Return all of the entries exactly, with nothing added or left out.

Stored items:

* * * * * * *

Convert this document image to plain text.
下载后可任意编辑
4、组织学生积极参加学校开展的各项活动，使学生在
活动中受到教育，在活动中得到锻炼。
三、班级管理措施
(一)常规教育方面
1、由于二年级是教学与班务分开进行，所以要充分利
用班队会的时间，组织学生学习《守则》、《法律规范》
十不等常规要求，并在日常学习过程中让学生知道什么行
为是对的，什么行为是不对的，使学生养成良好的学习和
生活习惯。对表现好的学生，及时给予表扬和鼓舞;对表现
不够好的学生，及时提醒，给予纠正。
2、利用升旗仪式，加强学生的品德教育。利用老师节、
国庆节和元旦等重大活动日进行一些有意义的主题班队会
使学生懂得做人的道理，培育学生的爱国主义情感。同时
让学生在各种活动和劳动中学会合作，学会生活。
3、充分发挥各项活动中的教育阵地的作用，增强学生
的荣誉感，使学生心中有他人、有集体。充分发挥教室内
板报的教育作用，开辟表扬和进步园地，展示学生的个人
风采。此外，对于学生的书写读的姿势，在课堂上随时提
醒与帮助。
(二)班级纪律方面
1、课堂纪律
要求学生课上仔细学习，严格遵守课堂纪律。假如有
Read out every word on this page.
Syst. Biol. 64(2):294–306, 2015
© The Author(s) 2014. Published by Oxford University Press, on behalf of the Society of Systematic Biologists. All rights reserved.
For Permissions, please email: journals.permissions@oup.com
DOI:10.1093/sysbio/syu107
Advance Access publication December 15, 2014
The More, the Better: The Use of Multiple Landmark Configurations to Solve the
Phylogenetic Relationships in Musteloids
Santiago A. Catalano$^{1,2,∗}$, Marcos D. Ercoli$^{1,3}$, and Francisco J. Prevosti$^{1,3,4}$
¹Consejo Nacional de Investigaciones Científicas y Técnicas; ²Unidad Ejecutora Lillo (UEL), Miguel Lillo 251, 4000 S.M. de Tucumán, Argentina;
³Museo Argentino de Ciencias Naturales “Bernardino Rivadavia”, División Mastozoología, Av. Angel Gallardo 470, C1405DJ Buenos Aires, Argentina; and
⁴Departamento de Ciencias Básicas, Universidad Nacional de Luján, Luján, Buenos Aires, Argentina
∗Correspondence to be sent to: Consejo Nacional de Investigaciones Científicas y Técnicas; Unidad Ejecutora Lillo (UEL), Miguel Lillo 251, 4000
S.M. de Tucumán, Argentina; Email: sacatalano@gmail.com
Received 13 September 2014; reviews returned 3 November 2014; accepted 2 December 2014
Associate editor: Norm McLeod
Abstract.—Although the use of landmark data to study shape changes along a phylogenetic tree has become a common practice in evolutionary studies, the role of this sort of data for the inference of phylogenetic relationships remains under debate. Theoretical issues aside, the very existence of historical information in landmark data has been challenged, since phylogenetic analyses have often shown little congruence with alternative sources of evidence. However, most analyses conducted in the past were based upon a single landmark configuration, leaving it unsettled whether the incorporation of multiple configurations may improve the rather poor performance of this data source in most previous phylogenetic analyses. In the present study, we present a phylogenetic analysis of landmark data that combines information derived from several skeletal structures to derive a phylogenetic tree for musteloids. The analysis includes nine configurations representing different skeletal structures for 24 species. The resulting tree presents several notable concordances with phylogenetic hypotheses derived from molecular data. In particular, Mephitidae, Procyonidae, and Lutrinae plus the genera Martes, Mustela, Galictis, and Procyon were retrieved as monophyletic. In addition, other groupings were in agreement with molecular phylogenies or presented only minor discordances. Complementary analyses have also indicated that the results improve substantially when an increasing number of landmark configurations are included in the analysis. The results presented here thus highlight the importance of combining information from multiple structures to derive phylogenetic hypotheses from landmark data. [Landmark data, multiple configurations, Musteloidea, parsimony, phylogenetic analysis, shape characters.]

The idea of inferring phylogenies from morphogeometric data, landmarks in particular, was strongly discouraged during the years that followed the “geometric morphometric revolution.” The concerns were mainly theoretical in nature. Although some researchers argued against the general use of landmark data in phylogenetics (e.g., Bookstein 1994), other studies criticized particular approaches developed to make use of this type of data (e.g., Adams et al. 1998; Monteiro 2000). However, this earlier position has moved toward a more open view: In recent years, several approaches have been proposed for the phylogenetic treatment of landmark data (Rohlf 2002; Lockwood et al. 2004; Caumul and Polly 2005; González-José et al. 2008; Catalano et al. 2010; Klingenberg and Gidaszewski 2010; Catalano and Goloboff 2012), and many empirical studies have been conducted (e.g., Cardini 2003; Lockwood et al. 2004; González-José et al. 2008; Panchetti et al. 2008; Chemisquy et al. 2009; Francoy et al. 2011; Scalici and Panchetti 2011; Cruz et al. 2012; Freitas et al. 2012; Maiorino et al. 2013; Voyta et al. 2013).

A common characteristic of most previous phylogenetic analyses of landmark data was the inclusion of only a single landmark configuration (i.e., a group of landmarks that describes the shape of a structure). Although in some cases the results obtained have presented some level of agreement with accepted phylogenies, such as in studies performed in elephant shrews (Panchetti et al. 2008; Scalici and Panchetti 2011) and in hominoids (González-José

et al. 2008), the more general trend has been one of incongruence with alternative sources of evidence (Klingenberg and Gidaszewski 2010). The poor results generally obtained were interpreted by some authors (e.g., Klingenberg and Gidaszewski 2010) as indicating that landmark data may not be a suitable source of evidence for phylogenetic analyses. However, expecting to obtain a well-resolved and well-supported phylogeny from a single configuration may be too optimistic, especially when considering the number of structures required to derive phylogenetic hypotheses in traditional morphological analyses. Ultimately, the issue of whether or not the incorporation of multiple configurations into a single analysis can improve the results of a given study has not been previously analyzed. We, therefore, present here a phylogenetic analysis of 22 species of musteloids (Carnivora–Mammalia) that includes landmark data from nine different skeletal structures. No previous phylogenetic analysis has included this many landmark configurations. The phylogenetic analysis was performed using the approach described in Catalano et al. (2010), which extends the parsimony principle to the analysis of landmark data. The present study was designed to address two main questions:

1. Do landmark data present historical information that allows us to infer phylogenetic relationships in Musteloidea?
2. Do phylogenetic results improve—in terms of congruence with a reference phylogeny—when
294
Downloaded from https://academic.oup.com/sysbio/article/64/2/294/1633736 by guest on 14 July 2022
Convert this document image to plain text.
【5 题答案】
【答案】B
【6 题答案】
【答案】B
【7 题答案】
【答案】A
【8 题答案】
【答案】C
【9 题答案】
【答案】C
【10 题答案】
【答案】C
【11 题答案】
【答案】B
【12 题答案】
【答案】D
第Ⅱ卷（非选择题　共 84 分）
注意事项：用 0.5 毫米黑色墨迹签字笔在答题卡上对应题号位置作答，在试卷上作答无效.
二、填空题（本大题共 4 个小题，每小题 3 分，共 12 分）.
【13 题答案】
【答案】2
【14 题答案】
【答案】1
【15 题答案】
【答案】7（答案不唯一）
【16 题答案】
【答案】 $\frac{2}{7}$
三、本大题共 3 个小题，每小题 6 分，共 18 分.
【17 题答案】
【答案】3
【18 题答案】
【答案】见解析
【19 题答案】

* * * * * * *

● WORKED SOLUTION:
Convert this document image to plain text.
下载后可任意编辑
4、组织学生积极参加学校开展的各项活动，使学生在
活动中受到教育，在活动中得到锻炼。
三、班级管理措施
(一)常规教育方面
1、由于二年级是教学与班务分开进行，所以要充分利
用班队会的时间，组织学生学习《守则》、《法律规范》
十不等常规要求，并在日常学习过程中让学生知道什么行
为是对的，什么行为是不对的，使学生养成良好的学习和
生活习惯。对表现好的学生，及时给予表扬和鼓舞;对表现
不够好的学生，及时提醒，给予纠正。
2、利用升旗仪式，加强学生的品德教育。利用老师节、
国庆节和元旦等重大活动日进行一些有意义的主题班队会
使学生懂得做人的道理，培育学生的爱国主义情感。同时
让学生在各种活动和劳动中学会合作，学会生活。
3、充分发挥各项活动中的教育阵地的作用，增强学生
的荣誉感，使学生心中有他人、有集体。充分发挥教室内
板报的教育作用，开辟表扬和进步园地，展示学生的个人
风采。此外，对于学生的书写读的姿势，在课堂上随时提
醒与帮助。
(二)班级纪律方面
1、课堂纪律
要求学生课上仔细学习，严格遵守课堂纪律。假如有
Read out every word on this page.
Syst. Biol. 64(2):294–306, 2015
© The Author(s) 2014. Published by Oxford University Press, on behalf of the Society of Systematic Biologists. All rights reserved.
For Permissions, please email: journals.permissions@oup.com
DOI:10.1093/sysbio/syu107
Advance Access publication December 15, 2014
The More, the Better: The Use of Multiple Landmark Configurations to Solve the
Phylogenetic Relationships in Musteloids
Santiago A. Catalano$^{1,2,∗}$, Marcos D. Ercoli$^{1,3}$, and Francisco J. Prevosti$^{1,3,4}$
¹Consejo Nacional de Investigaciones Científicas y Técnicas; ²Unidad Ejecutora Lillo (UEL), Miguel Lillo 251, 4000 S.M. de Tucumán, Argentina;
³Museo Argentino de Ciencias Naturales “Bernardino Rivadavia”, División Mastozoología, Av. Angel Gallardo 470, C1405DJ Buenos Aires, Argentina; and
⁴Departamento de Ciencias Básicas, Universidad Nacional de Luján, Luján, Buenos Aires, Argentina
∗Correspondence to be sent to: Consejo Nacional de Investigaciones Científicas y Técnicas; Unidad Ejecutora Lillo (UEL), Miguel Lillo 251, 4000
S.M. de Tucumán, Argentina; Email: sacatalano@gmail.com
Received 13 September 2014; reviews returned 3 November 2014; accepted 2 December 2014
Associate editor: Norm McLeod
Abstract.—Although the use of landmark data to study shape changes along a phylogenetic tree has become a common practice in evolutionary studies, the role of this sort of data for the inference of phylogenetic relationships remains under debate. Theoretical issues aside, the very existence of historical information in landmark data has been challenged, since phylogenetic analyses have often shown little congruence with alternative sources of evidence. However, most analyses conducted in the past were based upon a single landmark configuration, leaving it unsettled whether the incorporation of multiple configurations may improve the rather poor performance of this data source in most previous phylogenetic analyses. In the present study, we present a phylogenetic analysis of landmark data that combines information derived from several skeletal structures to derive a phylogenetic tree for musteloids. The analysis includes nine configurations representing different skeletal structures for 24 species. The resulting tree presents several notable concordances with phylogenetic hypotheses derived from molecular data. In particular, Mephitidae, Procyonidae, and Lutrinae plus the genera Martes, Mustela, Galictis, and Procyon were retrieved as monophyletic. In addition, other groupings were in agreement with molecular phylogenies or presented only minor discordances. Complementary analyses have also indicated that the results improve substantially when an increasing number of landmark configurations are included in the analysis. The results presented here thus highlight the importance of combining information from multiple structures to derive phylogenetic hypotheses from landmark data. [Landmark data, multiple configurations, Musteloidea, parsimony, phylogenetic analysis, shape characters.]

The idea of inferring phylogenies from morphogeometric data, landmarks in particular, was strongly discouraged during the years that followed the “geometric morphometric revolution.” The concerns were mainly theoretical in nature. Although some researchers argued against the general use of landmark data in phylogenetics (e.g., Bookstein 1994), other studies criticized particular approaches developed to make use of this type of data (e.g., Adams et al. 1998; Monteiro 2000). However, this earlier position has moved toward a more open view: In recent years, several approaches have been proposed for the phylogenetic treatment of landmark data (Rohlf 2002; Lockwood et al. 2004; Caumul and Polly 2005; González-José et al. 2008; Catalano et al. 2010; Klingenberg and Gidaszewski 2010; Catalano and Goloboff 2012), and many empirical studies have been conducted (e.g., Cardini 2003; Lockwood et al. 2004; González-José et al. 2008; Panchetti et al. 2008; Chemisquy et al. 2009; Francoy et al. 2011; Scalici and Panchetti 2011; Cruz et al. 2012; Freitas et al. 2012; Maiorino et al. 2013; Voyta et al. 2013).

A common characteristic of most previous phylogenetic analyses of landmark data was the inclusion of only a single landmark configuration (i.e., a group of landmarks that describes the shape of a structure). Although in some cases the results obtained have presented some level of agreement with accepted phylogenies, such as in studies performed in elephant shrews (Panchetti et al. 2008; Scalici and Panchetti 2011) and in hominoids (González-José

et al. 2008), the more general trend has been one of incongruence with alternative sources of evidence (Klingenberg and Gidaszewski 2010). The poor results generally obtained were interpreted by some authors (e.g., Klingenberg and Gidaszewski 2010) as indicating that landmark data may not be a suitable source of evidence for phylogenetic analyses. However, expecting to obtain a well-resolved and well-supported phylogeny from a single configuration may be too optimistic, especially when considering the number of structures required to derive phylogenetic hypotheses in traditional morphological analyses. Ultimately, the issue of whether or not the incorporation of multiple configurations into a single analysis can improve the results of a given study has not been previously analyzed. We, therefore, present here a phylogenetic analysis of 22 species of musteloids (Carnivora–Mammalia) that includes landmark data from nine different skeletal structures. No previous phylogenetic analysis has included this many landmark configurations. The phylogenetic analysis was performed using the approach described in Catalano et al. (2010), which extends the parsimony principle to the analysis of landmark data. The present study was designed to address two main questions:

1. Do landmark data present historical information that allows us to infer phylogenetic relationships in Musteloidea?
2. Do phylogenetic results improve—in terms of congruence with a reference phylogeny—when
294
Downloaded from https://academic.oup.com/sysbio/article/64/2/294/1633736 by guest on 14 July 2022
Convert this document image to plain text.
【5 题答案】
【答案】B
【6 题答案】
【答案】B
【7 题答案】
【答案】A
【8 题答案】
【答案】C
【9 题答案】
【答案】C
【10 题答案】
【答案】C
【11 题答案】
【答案】B
【12 题答案】
【答案】D
第Ⅱ卷（非选择题　共 84 分）
注意事项：用 0.5 毫米黑色墨迹签字笔在答题卡上对应题号位置作答，在试卷上作答无效.
二、填空题（本大题共 4 个小题，每小题 3 分，共 12 分）.
【13 题答案】
【答案】2
【14 题答案】
【答案】1
【15 题答案】
【答案】7（答案不唯一）
【16 题答案】
【答案】 $\frac{2}{7}$
三、本大题共 3 个小题，每小题 6 分，共 18 分.
【17 题答案】
【答案】3
【18 题答案】
【答案】见解析
【19 题答案】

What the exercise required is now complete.